# WRITTEN REQUEST:
Send back the entries below exactly as they appear.

==== SUPPLIED DATA ====

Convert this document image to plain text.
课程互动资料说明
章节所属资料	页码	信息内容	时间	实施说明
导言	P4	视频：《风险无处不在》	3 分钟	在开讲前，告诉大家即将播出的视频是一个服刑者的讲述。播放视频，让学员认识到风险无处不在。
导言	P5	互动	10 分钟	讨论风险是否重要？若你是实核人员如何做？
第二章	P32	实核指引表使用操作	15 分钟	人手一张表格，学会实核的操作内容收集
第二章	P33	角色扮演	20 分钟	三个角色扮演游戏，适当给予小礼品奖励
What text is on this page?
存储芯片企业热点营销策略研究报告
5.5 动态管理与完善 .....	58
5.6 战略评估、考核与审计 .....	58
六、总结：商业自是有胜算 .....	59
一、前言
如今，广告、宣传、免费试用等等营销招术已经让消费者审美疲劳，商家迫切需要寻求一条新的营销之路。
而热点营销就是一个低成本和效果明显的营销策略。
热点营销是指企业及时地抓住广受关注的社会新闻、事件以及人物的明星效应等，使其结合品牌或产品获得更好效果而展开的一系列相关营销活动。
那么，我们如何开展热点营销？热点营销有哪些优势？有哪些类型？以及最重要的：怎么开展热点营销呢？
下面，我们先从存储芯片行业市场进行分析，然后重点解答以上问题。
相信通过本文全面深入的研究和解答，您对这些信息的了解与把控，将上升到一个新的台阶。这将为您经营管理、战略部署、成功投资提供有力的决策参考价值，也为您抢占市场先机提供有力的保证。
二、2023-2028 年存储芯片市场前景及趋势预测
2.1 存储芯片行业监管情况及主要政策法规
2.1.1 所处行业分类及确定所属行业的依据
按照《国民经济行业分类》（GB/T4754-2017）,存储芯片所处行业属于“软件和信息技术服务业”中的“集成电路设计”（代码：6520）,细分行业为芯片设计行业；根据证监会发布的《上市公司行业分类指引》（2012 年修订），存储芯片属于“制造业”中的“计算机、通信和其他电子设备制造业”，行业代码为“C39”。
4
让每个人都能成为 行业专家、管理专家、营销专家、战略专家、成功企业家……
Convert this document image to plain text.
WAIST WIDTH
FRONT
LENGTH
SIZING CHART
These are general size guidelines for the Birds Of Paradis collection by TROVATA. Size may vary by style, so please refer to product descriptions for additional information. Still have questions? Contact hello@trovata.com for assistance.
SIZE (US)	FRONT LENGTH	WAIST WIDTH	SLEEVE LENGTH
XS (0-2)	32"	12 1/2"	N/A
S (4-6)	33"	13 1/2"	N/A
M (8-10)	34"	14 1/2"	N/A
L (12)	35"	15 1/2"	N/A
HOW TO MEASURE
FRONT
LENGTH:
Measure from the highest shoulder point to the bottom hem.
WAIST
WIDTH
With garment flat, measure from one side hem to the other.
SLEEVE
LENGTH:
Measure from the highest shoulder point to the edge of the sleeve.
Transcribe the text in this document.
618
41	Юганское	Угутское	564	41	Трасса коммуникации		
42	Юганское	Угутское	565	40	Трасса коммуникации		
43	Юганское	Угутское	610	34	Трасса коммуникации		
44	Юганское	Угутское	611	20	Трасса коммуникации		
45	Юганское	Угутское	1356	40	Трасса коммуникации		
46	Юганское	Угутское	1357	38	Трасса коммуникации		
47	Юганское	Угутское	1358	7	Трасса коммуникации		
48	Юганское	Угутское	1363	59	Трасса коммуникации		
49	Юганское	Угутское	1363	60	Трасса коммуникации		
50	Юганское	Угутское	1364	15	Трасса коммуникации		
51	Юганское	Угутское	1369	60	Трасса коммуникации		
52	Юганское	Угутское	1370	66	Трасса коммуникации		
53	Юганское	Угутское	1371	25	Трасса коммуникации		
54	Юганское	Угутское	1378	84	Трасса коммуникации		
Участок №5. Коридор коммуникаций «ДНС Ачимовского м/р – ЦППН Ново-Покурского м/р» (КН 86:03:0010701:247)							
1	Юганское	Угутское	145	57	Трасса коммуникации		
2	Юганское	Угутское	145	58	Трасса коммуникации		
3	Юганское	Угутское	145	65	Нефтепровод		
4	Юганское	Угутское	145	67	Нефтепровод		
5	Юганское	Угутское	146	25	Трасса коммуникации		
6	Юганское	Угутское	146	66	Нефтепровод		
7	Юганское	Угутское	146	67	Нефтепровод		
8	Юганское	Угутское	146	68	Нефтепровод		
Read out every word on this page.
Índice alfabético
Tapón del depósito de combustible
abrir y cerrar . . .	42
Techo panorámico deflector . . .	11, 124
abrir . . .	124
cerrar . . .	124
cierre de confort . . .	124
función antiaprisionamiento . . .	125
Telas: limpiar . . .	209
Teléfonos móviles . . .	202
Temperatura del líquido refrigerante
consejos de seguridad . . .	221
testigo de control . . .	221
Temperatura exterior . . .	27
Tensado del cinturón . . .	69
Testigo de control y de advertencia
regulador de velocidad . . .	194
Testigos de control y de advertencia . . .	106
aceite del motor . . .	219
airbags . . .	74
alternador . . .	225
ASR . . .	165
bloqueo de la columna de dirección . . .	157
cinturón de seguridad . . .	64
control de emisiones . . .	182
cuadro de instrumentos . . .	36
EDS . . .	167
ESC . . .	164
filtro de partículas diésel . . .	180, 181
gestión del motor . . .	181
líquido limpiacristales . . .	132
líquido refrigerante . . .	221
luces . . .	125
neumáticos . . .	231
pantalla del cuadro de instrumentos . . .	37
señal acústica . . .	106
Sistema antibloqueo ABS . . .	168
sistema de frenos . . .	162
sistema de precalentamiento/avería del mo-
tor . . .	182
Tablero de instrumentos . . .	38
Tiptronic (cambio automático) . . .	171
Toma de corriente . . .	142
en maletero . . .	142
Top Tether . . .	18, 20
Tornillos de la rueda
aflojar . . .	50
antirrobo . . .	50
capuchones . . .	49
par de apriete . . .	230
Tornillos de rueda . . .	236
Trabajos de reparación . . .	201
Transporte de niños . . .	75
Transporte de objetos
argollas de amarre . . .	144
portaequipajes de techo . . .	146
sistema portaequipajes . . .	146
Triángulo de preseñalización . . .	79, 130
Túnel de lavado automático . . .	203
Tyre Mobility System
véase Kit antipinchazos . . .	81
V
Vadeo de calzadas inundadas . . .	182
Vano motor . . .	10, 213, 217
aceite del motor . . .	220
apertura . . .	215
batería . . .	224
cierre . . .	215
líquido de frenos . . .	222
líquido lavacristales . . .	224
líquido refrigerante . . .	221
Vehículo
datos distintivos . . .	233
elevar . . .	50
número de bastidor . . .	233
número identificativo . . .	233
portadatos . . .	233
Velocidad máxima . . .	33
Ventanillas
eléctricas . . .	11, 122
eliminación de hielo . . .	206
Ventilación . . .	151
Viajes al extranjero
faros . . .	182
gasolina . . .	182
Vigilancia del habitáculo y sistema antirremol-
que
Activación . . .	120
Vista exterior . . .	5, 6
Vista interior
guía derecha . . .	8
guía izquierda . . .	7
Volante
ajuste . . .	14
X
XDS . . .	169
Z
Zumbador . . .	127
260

====

# EXPECTED OUTPUT:
Convert this document image to plain text.
课程互动资料说明
章节所属资料	页码	信息内容	时间	实施说明
导言	P4	视频：《风险无处不在》	3 分钟	在开讲前，告诉大家即将播出的视频是一个服刑者的讲述。播放视频，让学员认识到风险无处不在。
导言	P5	互动	10 分钟	讨论风险是否重要？若你是实核人员如何做？
第二章	P32	实核指引表使用操作	15 分钟	人手一张表格，学会实核的操作内容收集
第二章	P33	角色扮演	20 分钟	三个角色扮演游戏，适当给予小礼品奖励
What text is on this page?
存储芯片企业热点营销策略研究报告
5.5 动态管理与完善 .....	58
5.6 战略评估、考核与审计 .....	58
六、总结：商业自是有胜算 .....	59
一、前言
如今，广告、宣传、免费试用等等营销招术已经让消费者审美疲劳，商家迫切需要寻求一条新的营销之路。
而热点营销就是一个低成本和效果明显的营销策略。
热点营销是指企业及时地抓住广受关注的社会新闻、事件以及人物的明星效应等，使其结合品牌或产品获得更好效果而展开的一系列相关营销活动。
那么，我们如何开展热点营销？热点营销有哪些优势？有哪些类型？以及最重要的：怎么开展热点营销呢？
下面，我们先从存储芯片行业市场进行分析，然后重点解答以上问题。
相信通过本文全面深入的研究和解答，您对这些信息的了解与把控，将上升到一个新的台阶。这将为您经营管理、战略部署、成功投资提供有力的决策参考价值，也为您抢占市场先机提供有力的保证。
二、2023-2028 年存储芯片市场前景及趋势预测
2.1 存储芯片行业监管情况及主要政策法规
2.1.1 所处行业分类及确定所属行业的依据
按照《国民经济行业分类》（GB/T4754-2017）,存储芯片所处行业属于“软件和信息技术服务业”中的“集成电路设计”（代码：6520）,细分行业为芯片设计行业；根据证监会发布的《上市公司行业分类指引》（2012 年修订），存储芯片属于“制造业”中的“计算机、通信和其他电子设备制造业”，行业代码为“C39”。
4
让每个人都能成为 行业专家、管理专家、营销专家、战略专家、成功企业家……
Convert this document image to plain text.
WAIST WIDTH
FRONT
LENGTH
SIZING CHART
These are general size guidelines for the Birds Of Paradis collection by TROVATA. Size may vary by style, so please refer to product descriptions for additional information. Still have questions? Contact hello@trovata.com for assistance.
SIZE (US)	FRONT LENGTH	WAIST WIDTH	SLEEVE LENGTH
XS (0-2)	32"	12 1/2"	N/A
S (4-6)	33"	13 1/2"	N/A
M (8-10)	34"	14 1/2"	N/A
L (12)	35"	15 1/2"	N/A
HOW TO MEASURE
FRONT
LENGTH:
Measure from the highest shoulder point to the bottom hem.
WAIST
WIDTH
With garment flat, measure from one side hem to the other.
SLEEVE
LENGTH:
Measure from the highest shoulder point to the edge of the sleeve.
Transcribe the text in this document.
618
41	Юганское	Угутское	564	41	Трасса коммуникации		
42	Юганское	Угутское	565	40	Трасса коммуникации		
43	Юганское	Угутское	610	34	Трасса коммуникации		
44	Юганское	Угутское	611	20	Трасса коммуникации		
45	Юганское	Угутское	1356	40	Трасса коммуникации		
46	Юганское	Угутское	1357	38	Трасса коммуникации		
47	Юганское	Угутское	1358	7	Трасса коммуникации		
48	Юганское	Угутское	1363	59	Трасса коммуникации		
49	Юганское	Угутское	1363	60	Трасса коммуникации		
50	Юганское	Угутское	1364	15	Трасса коммуникации		
51	Юганское	Угутское	1369	60	Трасса коммуникации		
52	Юганское	Угутское	1370	66	Трасса коммуникации		
53	Юганское	Угутское	1371	25	Трасса коммуникации		
54	Юганское	Угутское	1378	84	Трасса коммуникации		
Участок №5. Коридор коммуникаций «ДНС Ачимовского м/р – ЦППН Ново-Покурского м/р» (КН 86:03:0010701:247)							
1	Юганское	Угутское	145	57	Трасса коммуникации		
2	Юганское	Угутское	145	58	Трасса коммуникации		
3	Юганское	Угутское	145	65	Нефтепровод		
4	Юганское	Угутское	145	67	Нефтепровод		
5	Юганское	Угутское	146	25	Трасса коммуникации		
6	Юганское	Угутское	146	66	Нефтепровод		
7	Юганское	Угутское	146	67	Нефтепровод		
8	Юганское	Угутское	146	68	Нефтепровод		
Read out every word on this page.
Índice alfabético
Tapón del depósito de combustible
abrir y cerrar . . .	42
Techo panorámico deflector . . .	11, 124
abrir . . .	124
cerrar . . .	124
cierre de confort . . .	124
función antiaprisionamiento . . .	125
Telas: limpiar . . .	209
Teléfonos móviles . . .	202
Temperatura del líquido refrigerante
consejos de seguridad . . .	221
testigo de control . . .	221
Temperatura exterior . . .	27
Tensado del cinturón . . .	69
Testigo de control y de advertencia
regulador de velocidad . . .	194
Testigos de control y de advertencia . . .	106
aceite del motor . . .	219
airbags . . .	74
alternador . . .	225
ASR . . .	165
bloqueo de la columna de dirección . . .	157
cinturón de seguridad . . .	64
control de emisiones . . .	182
cuadro de instrumentos . . .	36
EDS . . .	167
ESC . . .	164
filtro de partículas diésel . . .	180, 181
gestión del motor . . .	181
líquido limpiacristales . . .	132
líquido refrigerante . . .	221
luces . . .	125
neumáticos . . .	231
pantalla del cuadro de instrumentos . . .	37
señal acústica . . .	106
Sistema antibloqueo ABS . . .	168
sistema de frenos . . .	162
sistema de precalentamiento/avería del mo-
tor . . .	182
Tablero de instrumentos . . .	38
Tiptronic (cambio automático) . . .	171
Toma de corriente . . .	142
en maletero . . .	142
Top Tether . . .	18, 20
Tornillos de la rueda
aflojar . . .	50
antirrobo . . .	50
capuchones . . .	49
par de apriete . . .	230
Tornillos de rueda . . .	236
Trabajos de reparación . . .	201
Transporte de niños . . .	75
Transporte de objetos
argollas de amarre . . .	144
portaequipajes de techo . . .	146
sistema portaequipajes . . .	146
Triángulo de preseñalización . . .	79, 130
Túnel de lavado automático . . .	203
Tyre Mobility System
véase Kit antipinchazos . . .	81
V
Vadeo de calzadas inundadas . . .	182
Vano motor . . .	10, 213, 217
aceite del motor . . .	220
apertura . . .	215
batería . . .	224
cierre . . .	215
líquido de frenos . . .	222
líquido lavacristales . . .	224
líquido refrigerante . . .	221
Vehículo
datos distintivos . . .	233
elevar . . .	50
número de bastidor . . .	233
número identificativo . . .	233
portadatos . . .	233
Velocidad máxima . . .	33
Ventanillas
eléctricas . . .	11, 122
eliminación de hielo . . .	206
Ventilación . . .	151
Viajes al extranjero
faros . . .	182
gasolina . . .	182
Vigilancia del habitáculo y sistema antirremol-
que
Activación . . .	120
Vista exterior . . .	5, 6
Vista interior
guía derecha . . .	8
guía izquierda . . .	7
Volante
ajuste . . .	14
X
XDS . . .	169
Z
Zumbador . . .	127
260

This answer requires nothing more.